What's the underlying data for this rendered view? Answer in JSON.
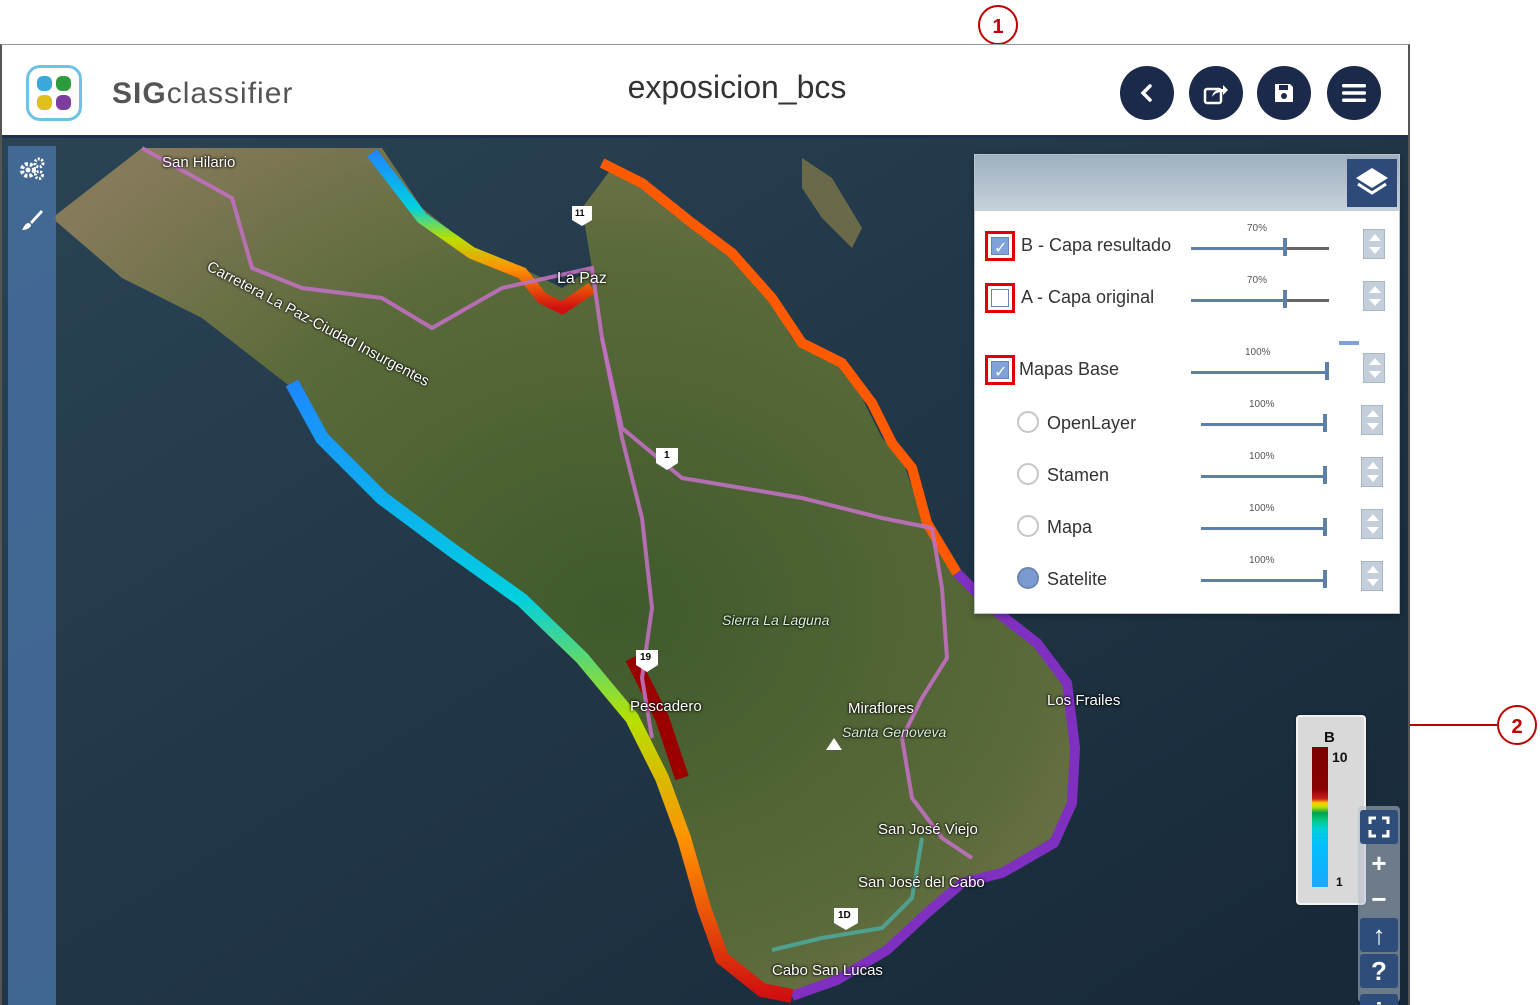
{
  "header": {
    "brand_prefix": "SIG",
    "brand_suffix": "classifier",
    "doc_title": "exposicion_bcs",
    "buttons": [
      "back-icon",
      "share-icon",
      "save-icon",
      "menu-icon"
    ]
  },
  "annotations": {
    "callout1": "1",
    "callout2": "2",
    "color": "#c00000"
  },
  "toolstrip": {
    "items": [
      "gears-icon",
      "brush-icon"
    ]
  },
  "map": {
    "labels": {
      "san_hilario": "San Hilario",
      "carretera": "Carretera La Paz-Ciudad Insurgentes",
      "la_paz": "La Paz",
      "sierra": "Sierra La Laguna",
      "pescadero": "Pescadero",
      "miraflores": "Miraflores",
      "santa_genoveva": "Santa Genoveva",
      "los_frailes": "Los Frailes",
      "san_jose_viejo": "San José Viejo",
      "san_jose_cabo": "San José del Cabo",
      "cabo_san_lucas": "Cabo San Lucas",
      "route_1": "1",
      "route_19": "19",
      "route_1d": "1D",
      "route_11": "11"
    }
  },
  "layer_panel": {
    "layers": [
      {
        "label": "B - Capa resultado",
        "opacity": "70%",
        "checked": true
      },
      {
        "label": "A - Capa original",
        "opacity": "70%",
        "checked": false
      },
      {
        "label": "Mapas Base",
        "opacity": "100%",
        "checked": true
      }
    ],
    "basemaps": [
      {
        "label": "OpenLayer",
        "opacity": "100%",
        "selected": false
      },
      {
        "label": "Stamen",
        "opacity": "100%",
        "selected": false
      },
      {
        "label": "Mapa",
        "opacity": "100%",
        "selected": false
      },
      {
        "label": "Satelite",
        "opacity": "100%",
        "selected": true
      }
    ]
  },
  "legend": {
    "title": "B",
    "max": "10",
    "min": "1"
  },
  "map_controls": {
    "fullscreen": "fullscreen-icon",
    "zoom_in": "+",
    "zoom_out": "−",
    "reset_north": "↑",
    "help": "?",
    "info": "i"
  },
  "colors": {
    "header_button": "#1b2a4a",
    "panel_accent": "#2d4a78",
    "highlight_box": "#e00000"
  }
}
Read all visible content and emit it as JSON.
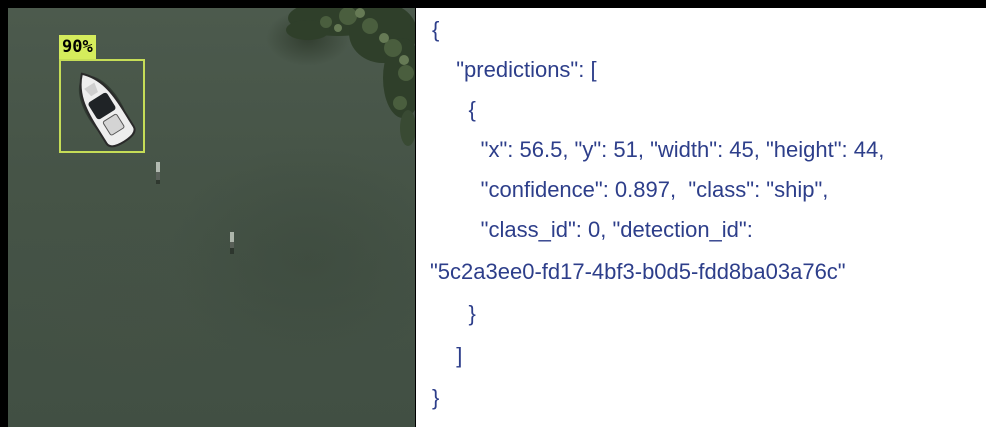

- [WRITTEN EXERCISE] Pick out the lines that have the word "icon". Copy them all.

- [RESULT OF THIS EXERCISE]
      "back-icon",
      "share-icon",
      "save-icon",
      "menu-icon"
      "gears-icon",
      "brush-icon"
    "fullscreen": "fullscreen-icon",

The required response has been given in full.